Start DATA LISTING

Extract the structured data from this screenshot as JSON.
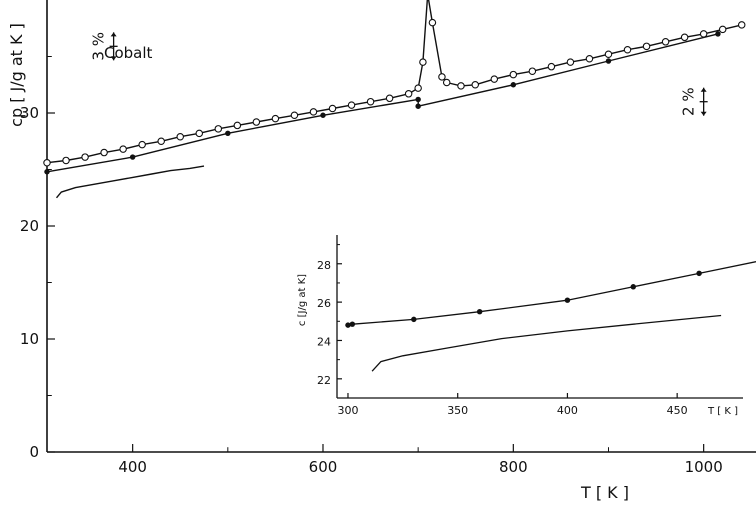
{
  "chart_data": [
    {
      "type": "line",
      "annotation": "Cobalt",
      "xlabel": "T [ K ]",
      "ylabel": "cp [ J/g at K ]",
      "xlim": [
        310,
        1055
      ],
      "ylim": [
        0,
        40
      ],
      "xticks": [
        400,
        600,
        800,
        1000
      ],
      "yticks": [
        0,
        10,
        20,
        30
      ],
      "error_bars": [
        {
          "label": "3 %",
          "x": 380,
          "y": 35.9
        },
        {
          "label": "2 %",
          "x": 1000,
          "y": 31.0
        }
      ],
      "series": [
        {
          "marker": "open-circle",
          "points": [
            [
              310,
              25.6
            ],
            [
              330,
              25.8
            ],
            [
              350,
              26.1
            ],
            [
              370,
              26.5
            ],
            [
              390,
              26.8
            ],
            [
              410,
              27.2
            ],
            [
              430,
              27.5
            ],
            [
              450,
              27.9
            ],
            [
              470,
              28.2
            ],
            [
              490,
              28.6
            ],
            [
              510,
              28.9
            ],
            [
              530,
              29.2
            ],
            [
              550,
              29.5
            ],
            [
              570,
              29.8
            ],
            [
              590,
              30.1
            ],
            [
              610,
              30.4
            ],
            [
              630,
              30.7
            ],
            [
              650,
              31.0
            ],
            [
              670,
              31.3
            ],
            [
              690,
              31.7
            ],
            [
              700,
              32.2
            ],
            [
              705,
              34.5
            ],
            [
              710,
              40.5
            ],
            [
              715,
              38.0
            ],
            [
              725,
              33.2
            ],
            [
              730,
              32.7
            ],
            [
              745,
              32.4
            ],
            [
              760,
              32.5
            ],
            [
              780,
              33.0
            ],
            [
              800,
              33.4
            ],
            [
              820,
              33.7
            ],
            [
              840,
              34.1
            ],
            [
              860,
              34.5
            ],
            [
              880,
              34.8
            ],
            [
              900,
              35.2
            ],
            [
              920,
              35.6
            ],
            [
              940,
              35.9
            ],
            [
              960,
              36.3
            ],
            [
              980,
              36.7
            ],
            [
              1000,
              37.0
            ],
            [
              1020,
              37.4
            ],
            [
              1040,
              37.8
            ]
          ]
        },
        {
          "marker": "filled-circle",
          "points": [
            [
              310,
              24.8
            ],
            [
              400,
              26.1
            ],
            [
              500,
              28.2
            ],
            [
              600,
              29.8
            ],
            [
              700,
              31.2
            ],
            [
              700,
              30.6
            ],
            [
              800,
              32.5
            ],
            [
              900,
              34.6
            ],
            [
              1015,
              37.0
            ]
          ]
        },
        {
          "marker": "none",
          "points": [
            [
              320,
              22.5
            ],
            [
              325,
              23.0
            ],
            [
              340,
              23.4
            ],
            [
              360,
              23.7
            ],
            [
              380,
              24.0
            ],
            [
              400,
              24.3
            ],
            [
              420,
              24.6
            ],
            [
              440,
              24.9
            ],
            [
              460,
              25.1
            ],
            [
              475,
              25.3
            ]
          ]
        }
      ]
    },
    {
      "type": "line",
      "xlabel": "T [ K ]",
      "ylabel": "c [J/g at K]",
      "xlim": [
        295,
        480
      ],
      "ylim": [
        21,
        29.5
      ],
      "xticks": [
        300,
        350,
        400,
        450
      ],
      "yticks": [
        22,
        24,
        26,
        28
      ],
      "series": [
        {
          "marker": "filled-circle",
          "points": [
            [
              300,
              24.8
            ],
            [
              302,
              24.85
            ],
            [
              330,
              25.1
            ],
            [
              360,
              25.5
            ],
            [
              400,
              26.1
            ],
            [
              430,
              26.8
            ],
            [
              460,
              27.5
            ],
            [
              490,
              28.2
            ]
          ]
        },
        {
          "marker": "none",
          "points": [
            [
              311,
              22.4
            ],
            [
              315,
              22.9
            ],
            [
              325,
              23.2
            ],
            [
              345,
              23.6
            ],
            [
              370,
              24.1
            ],
            [
              400,
              24.5
            ],
            [
              430,
              24.85
            ],
            [
              470,
              25.3
            ]
          ]
        }
      ]
    }
  ]
}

End DATA LISTING

- _TASK DESCRIPTION_:
Print each of the records above exactly as written, leaving no picture in the copy.

- _ANSWER IN FULL_:
Extract the structured data from this screenshot as JSON.
{
  "chart_data": [
    {
      "type": "line",
      "annotation": "Cobalt",
      "xlabel": "T [ K ]",
      "ylabel": "cp [ J/g at K ]",
      "xlim": [
        310,
        1055
      ],
      "ylim": [
        0,
        40
      ],
      "xticks": [
        400,
        600,
        800,
        1000
      ],
      "yticks": [
        0,
        10,
        20,
        30
      ],
      "error_bars": [
        {
          "label": "3 %",
          "x": 380,
          "y": 35.9
        },
        {
          "label": "2 %",
          "x": 1000,
          "y": 31.0
        }
      ],
      "series": [
        {
          "marker": "open-circle",
          "points": [
            [
              310,
              25.6
            ],
            [
              330,
              25.8
            ],
            [
              350,
              26.1
            ],
            [
              370,
              26.5
            ],
            [
              390,
              26.8
            ],
            [
              410,
              27.2
            ],
            [
              430,
              27.5
            ],
            [
              450,
              27.9
            ],
            [
              470,
              28.2
            ],
            [
              490,
              28.6
            ],
            [
              510,
              28.9
            ],
            [
              530,
              29.2
            ],
            [
              550,
              29.5
            ],
            [
              570,
              29.8
            ],
            [
              590,
              30.1
            ],
            [
              610,
              30.4
            ],
            [
              630,
              30.7
            ],
            [
              650,
              31.0
            ],
            [
              670,
              31.3
            ],
            [
              690,
              31.7
            ],
            [
              700,
              32.2
            ],
            [
              705,
              34.5
            ],
            [
              710,
              40.5
            ],
            [
              715,
              38.0
            ],
            [
              725,
              33.2
            ],
            [
              730,
              32.7
            ],
            [
              745,
              32.4
            ],
            [
              760,
              32.5
            ],
            [
              780,
              33.0
            ],
            [
              800,
              33.4
            ],
            [
              820,
              33.7
            ],
            [
              840,
              34.1
            ],
            [
              860,
              34.5
            ],
            [
              880,
              34.8
            ],
            [
              900,
              35.2
            ],
            [
              920,
              35.6
            ],
            [
              940,
              35.9
            ],
            [
              960,
              36.3
            ],
            [
              980,
              36.7
            ],
            [
              1000,
              37.0
            ],
            [
              1020,
              37.4
            ],
            [
              1040,
              37.8
            ]
          ]
        },
        {
          "marker": "filled-circle",
          "points": [
            [
              310,
              24.8
            ],
            [
              400,
              26.1
            ],
            [
              500,
              28.2
            ],
            [
              600,
              29.8
            ],
            [
              700,
              31.2
            ],
            [
              700,
              30.6
            ],
            [
              800,
              32.5
            ],
            [
              900,
              34.6
            ],
            [
              1015,
              37.0
            ]
          ]
        },
        {
          "marker": "none",
          "points": [
            [
              320,
              22.5
            ],
            [
              325,
              23.0
            ],
            [
              340,
              23.4
            ],
            [
              360,
              23.7
            ],
            [
              380,
              24.0
            ],
            [
              400,
              24.3
            ],
            [
              420,
              24.6
            ],
            [
              440,
              24.9
            ],
            [
              460,
              25.1
            ],
            [
              475,
              25.3
            ]
          ]
        }
      ]
    },
    {
      "type": "line",
      "xlabel": "T [ K ]",
      "ylabel": "c [J/g at K]",
      "xlim": [
        295,
        480
      ],
      "ylim": [
        21,
        29.5
      ],
      "xticks": [
        300,
        350,
        400,
        450
      ],
      "yticks": [
        22,
        24,
        26,
        28
      ],
      "series": [
        {
          "marker": "filled-circle",
          "points": [
            [
              300,
              24.8
            ],
            [
              302,
              24.85
            ],
            [
              330,
              25.1
            ],
            [
              360,
              25.5
            ],
            [
              400,
              26.1
            ],
            [
              430,
              26.8
            ],
            [
              460,
              27.5
            ],
            [
              490,
              28.2
            ]
          ]
        },
        {
          "marker": "none",
          "points": [
            [
              311,
              22.4
            ],
            [
              315,
              22.9
            ],
            [
              325,
              23.2
            ],
            [
              345,
              23.6
            ],
            [
              370,
              24.1
            ],
            [
              400,
              24.5
            ],
            [
              430,
              24.85
            ],
            [
              470,
              25.3
            ]
          ]
        }
      ]
    }
  ]
}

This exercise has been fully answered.